> _PROVIDED INFORMATION_:
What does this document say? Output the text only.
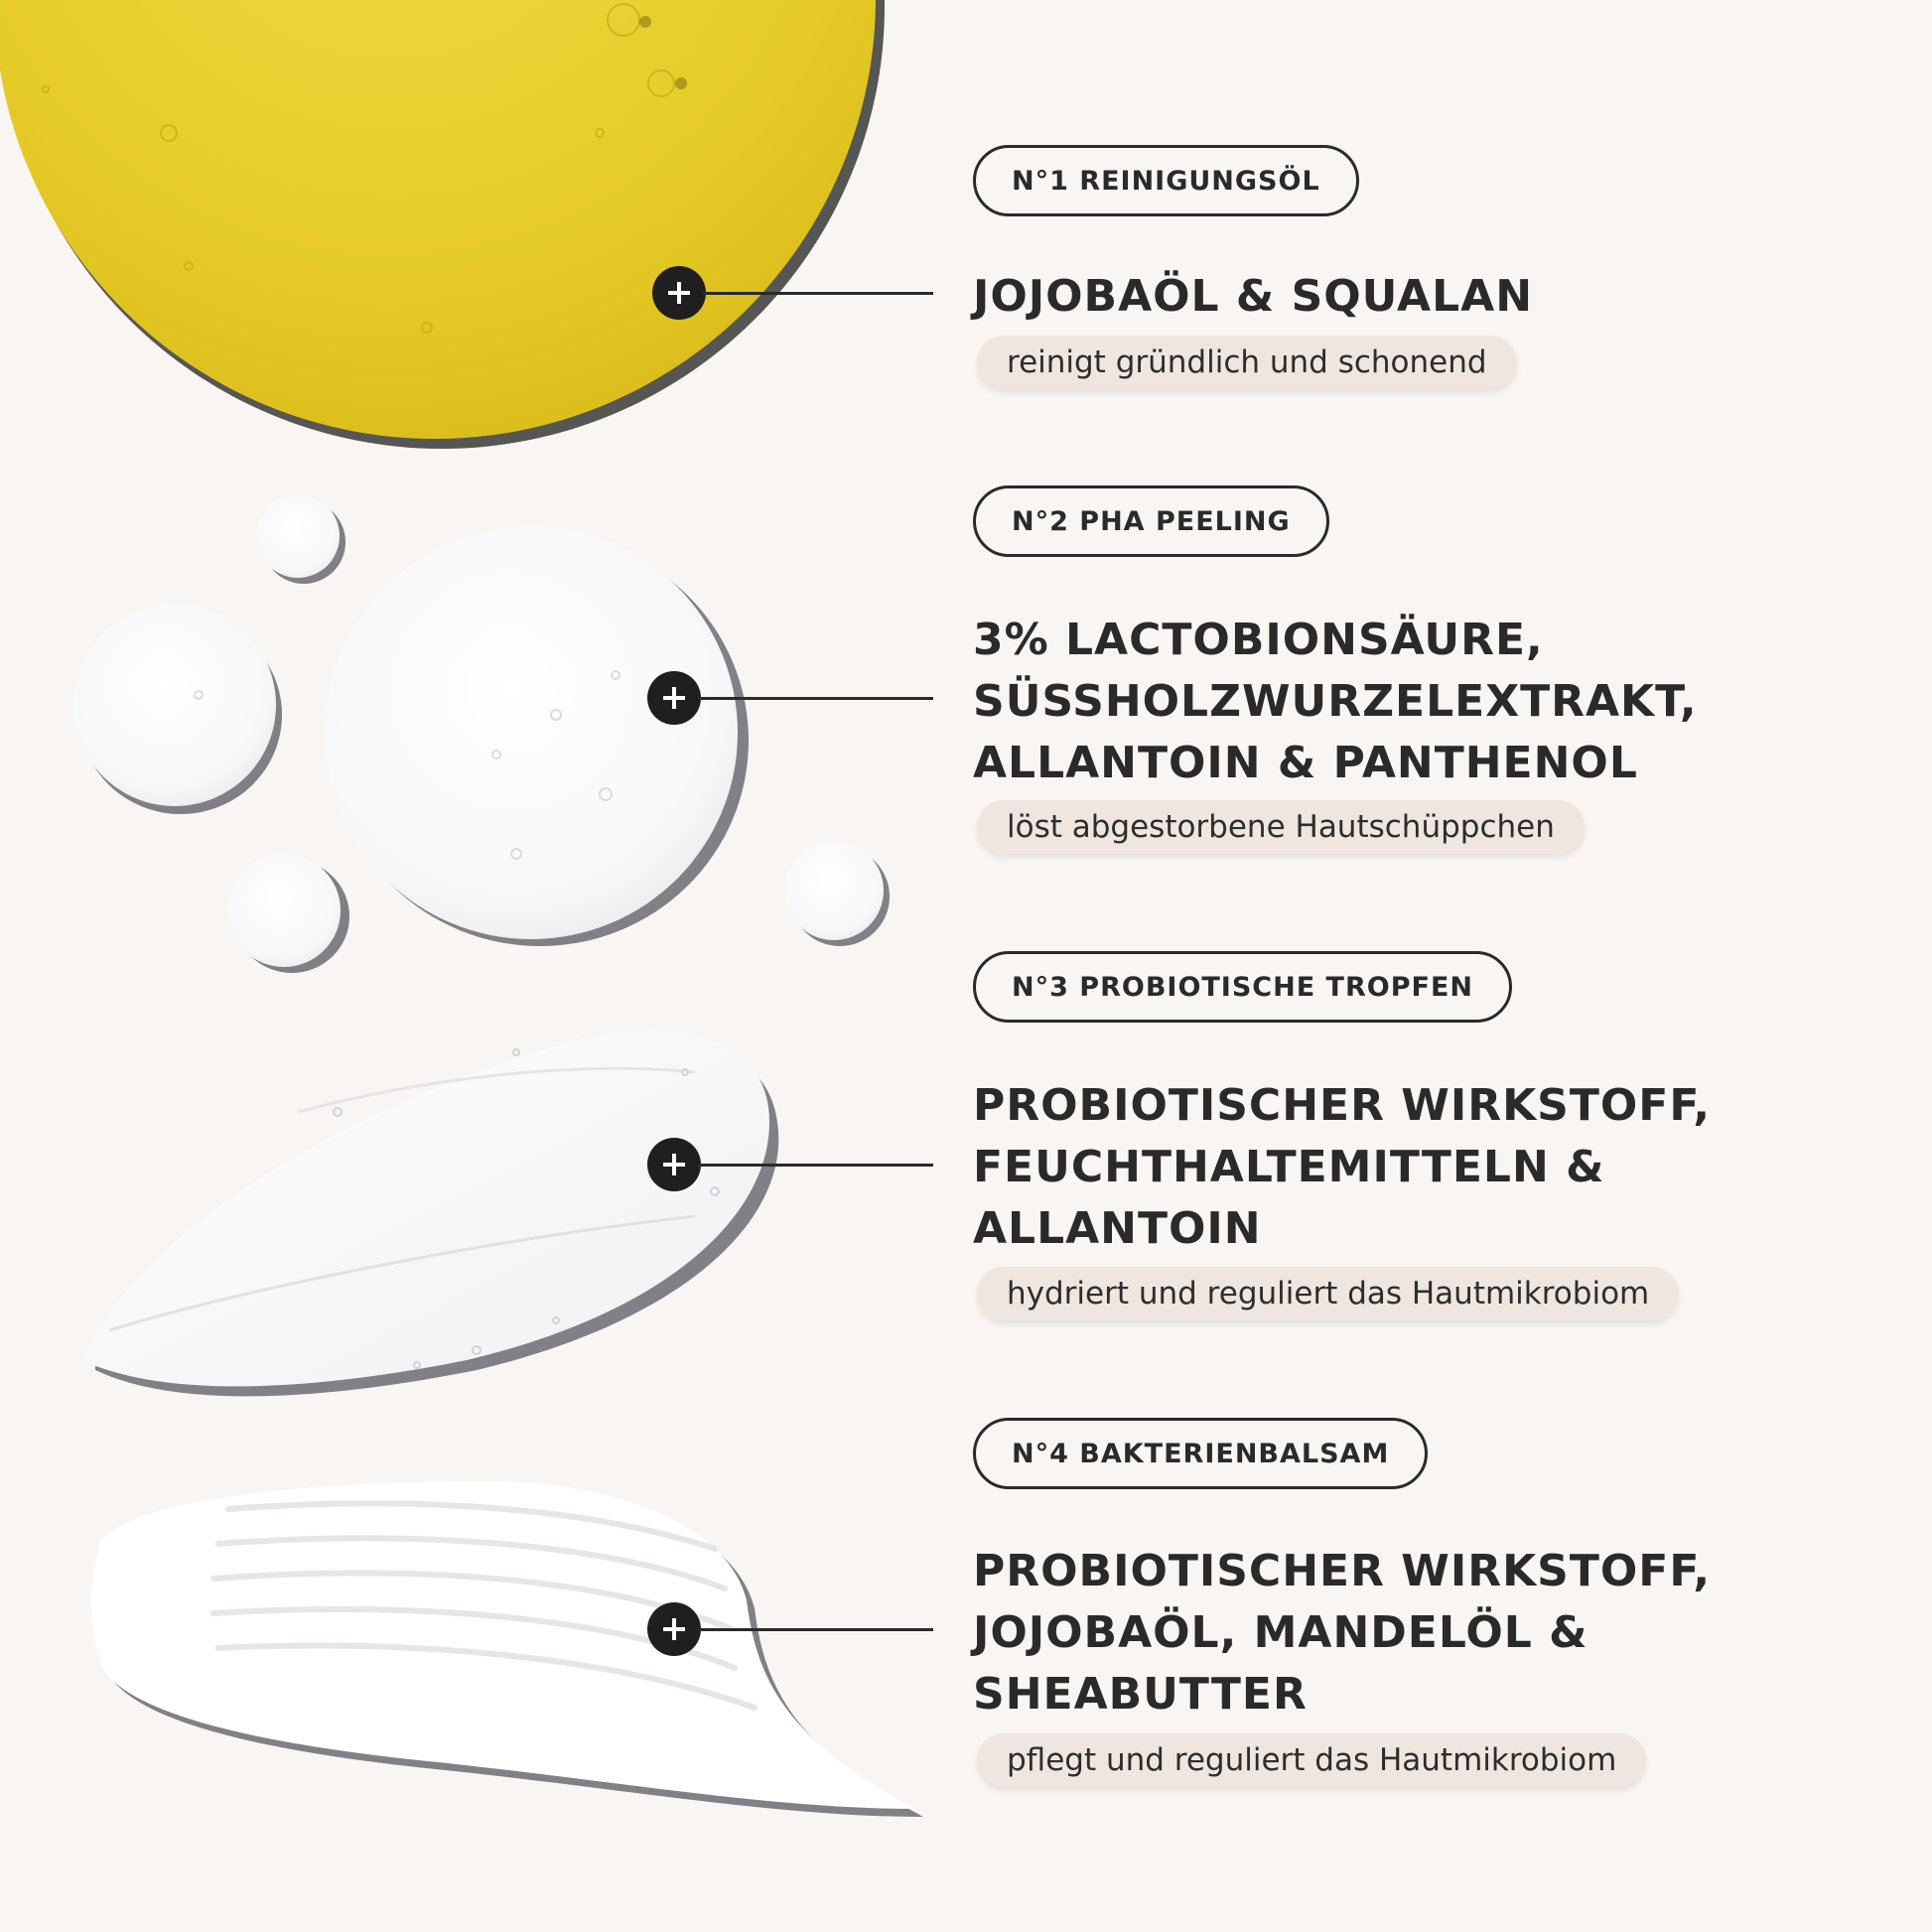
N°1 REINIGUNGSÖL
JOJOBAÖL & SQUALAN
reinigt gründlich und schonend
N°2 PHA PEELING
3% LACTOBIONSÄURE,
SÜSSHOLZWURZELEXTRAKT,
ALLANTOIN & PANTHENOL
löst abgestorbene Hautschüppchen
N°3 PROBIOTISCHE TROPFEN
PROBIOTISCHER WIRKSTOFF,
FEUCHTHALTEMITTELN &
ALLANTOIN
hydriert und reguliert das Hautmikrobiom
N°4 BAKTERIENBALSAM
PROBIOTISCHER WIRKSTOFF,
JOJOBAÖL, MANDELÖL &
SHEABUTTER
pflegt und reguliert das Hautmikrobiom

> _EXERCISE DIRECTIONS_: Transcribe the material exactly, keeping every word and none of the pictures.

> _TASK ANSWER_:
What does this document say? Output the text only.
N°1 REINIGUNGSÖL
JOJOBAÖL & SQUALAN
reinigt gründlich und schonend
N°2 PHA PEELING
3% LACTOBIONSÄURE,
SÜSSHOLZWURZELEXTRAKT,
ALLANTOIN & PANTHENOL
löst abgestorbene Hautschüppchen
N°3 PROBIOTISCHE TROPFEN
PROBIOTISCHER WIRKSTOFF,
FEUCHTHALTEMITTELN &
ALLANTOIN
hydriert und reguliert das Hautmikrobiom
N°4 BAKTERIENBALSAM
PROBIOTISCHER WIRKSTOFF,
JOJOBAÖL, MANDELÖL &
SHEABUTTER
pflegt und reguliert das Hautmikrobiom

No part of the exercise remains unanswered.